## What is being asked
Each entry below is to be duplicated verbatim.

****************

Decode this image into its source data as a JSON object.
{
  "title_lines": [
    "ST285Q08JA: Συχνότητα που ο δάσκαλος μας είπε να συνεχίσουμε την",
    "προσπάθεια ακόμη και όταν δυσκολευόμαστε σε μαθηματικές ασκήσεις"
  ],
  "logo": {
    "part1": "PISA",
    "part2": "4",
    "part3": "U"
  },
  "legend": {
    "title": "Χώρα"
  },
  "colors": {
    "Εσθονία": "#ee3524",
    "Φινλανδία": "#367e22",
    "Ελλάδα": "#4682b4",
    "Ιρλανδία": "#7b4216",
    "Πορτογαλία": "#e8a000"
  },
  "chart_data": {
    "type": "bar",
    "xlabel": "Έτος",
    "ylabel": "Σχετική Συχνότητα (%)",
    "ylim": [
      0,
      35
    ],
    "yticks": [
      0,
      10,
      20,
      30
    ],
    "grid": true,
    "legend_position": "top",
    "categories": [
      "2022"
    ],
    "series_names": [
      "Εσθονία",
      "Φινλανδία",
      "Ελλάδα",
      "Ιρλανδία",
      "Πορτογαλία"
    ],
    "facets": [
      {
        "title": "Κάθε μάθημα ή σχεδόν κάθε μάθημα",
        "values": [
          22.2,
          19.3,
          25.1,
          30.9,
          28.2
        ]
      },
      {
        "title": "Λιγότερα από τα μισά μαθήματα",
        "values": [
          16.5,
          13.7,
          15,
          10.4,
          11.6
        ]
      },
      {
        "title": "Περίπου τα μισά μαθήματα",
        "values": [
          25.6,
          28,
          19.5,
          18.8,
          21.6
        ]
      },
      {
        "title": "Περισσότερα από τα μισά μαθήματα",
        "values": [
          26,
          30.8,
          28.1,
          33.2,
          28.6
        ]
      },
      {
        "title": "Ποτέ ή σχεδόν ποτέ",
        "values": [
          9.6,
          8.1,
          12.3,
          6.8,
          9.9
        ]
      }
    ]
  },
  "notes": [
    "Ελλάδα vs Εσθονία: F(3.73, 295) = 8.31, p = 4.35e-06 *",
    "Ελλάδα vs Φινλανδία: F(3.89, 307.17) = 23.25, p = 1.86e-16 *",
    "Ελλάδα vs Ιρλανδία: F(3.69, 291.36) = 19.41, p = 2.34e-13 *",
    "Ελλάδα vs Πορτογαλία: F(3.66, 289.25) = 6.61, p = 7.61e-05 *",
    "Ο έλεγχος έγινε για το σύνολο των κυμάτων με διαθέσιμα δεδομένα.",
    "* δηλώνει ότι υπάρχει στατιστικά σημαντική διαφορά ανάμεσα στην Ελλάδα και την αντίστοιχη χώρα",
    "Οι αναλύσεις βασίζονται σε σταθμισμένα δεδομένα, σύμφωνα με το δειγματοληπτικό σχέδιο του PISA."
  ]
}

****************

## Result for this exercise
Decode this image into its source data as a JSON object.
{
  "title_lines": [
    "ST285Q08JA: Συχνότητα που ο δάσκαλος μας είπε να συνεχίσουμε την",
    "προσπάθεια ακόμη και όταν δυσκολευόμαστε σε μαθηματικές ασκήσεις"
  ],
  "logo": {
    "part1": "PISA",
    "part2": "4",
    "part3": "U"
  },
  "legend": {
    "title": "Χώρα"
  },
  "colors": {
    "Εσθονία": "#ee3524",
    "Φινλανδία": "#367e22",
    "Ελλάδα": "#4682b4",
    "Ιρλανδία": "#7b4216",
    "Πορτογαλία": "#e8a000"
  },
  "chart_data": {
    "type": "bar",
    "xlabel": "Έτος",
    "ylabel": "Σχετική Συχνότητα (%)",
    "ylim": [
      0,
      35
    ],
    "yticks": [
      0,
      10,
      20,
      30
    ],
    "grid": true,
    "legend_position": "top",
    "categories": [
      "2022"
    ],
    "series_names": [
      "Εσθονία",
      "Φινλανδία",
      "Ελλάδα",
      "Ιρλανδία",
      "Πορτογαλία"
    ],
    "facets": [
      {
        "title": "Κάθε μάθημα ή σχεδόν κάθε μάθημα",
        "values": [
          22.2,
          19.3,
          25.1,
          30.9,
          28.2
        ]
      },
      {
        "title": "Λιγότερα από τα μισά μαθήματα",
        "values": [
          16.5,
          13.7,
          15,
          10.4,
          11.6
        ]
      },
      {
        "title": "Περίπου τα μισά μαθήματα",
        "values": [
          25.6,
          28,
          19.5,
          18.8,
          21.6
        ]
      },
      {
        "title": "Περισσότερα από τα μισά μαθήματα",
        "values": [
          26,
          30.8,
          28.1,
          33.2,
          28.6
        ]
      },
      {
        "title": "Ποτέ ή σχεδόν ποτέ",
        "values": [
          9.6,
          8.1,
          12.3,
          6.8,
          9.9
        ]
      }
    ]
  },
  "notes": [
    "Ελλάδα vs Εσθονία: F(3.73, 295) = 8.31, p = 4.35e-06 *",
    "Ελλάδα vs Φινλανδία: F(3.89, 307.17) = 23.25, p = 1.86e-16 *",
    "Ελλάδα vs Ιρλανδία: F(3.69, 291.36) = 19.41, p = 2.34e-13 *",
    "Ελλάδα vs Πορτογαλία: F(3.66, 289.25) = 6.61, p = 7.61e-05 *",
    "Ο έλεγχος έγινε για το σύνολο των κυμάτων με διαθέσιμα δεδομένα.",
    "* δηλώνει ότι υπάρχει στατιστικά σημαντική διαφορά ανάμεσα στην Ελλάδα και την αντίστοιχη χώρα",
    "Οι αναλύσεις βασίζονται σε σταθμισμένα δεδομένα, σύμφωνα με το δειγματοληπτικό σχέδιο του PISA."
  ]
}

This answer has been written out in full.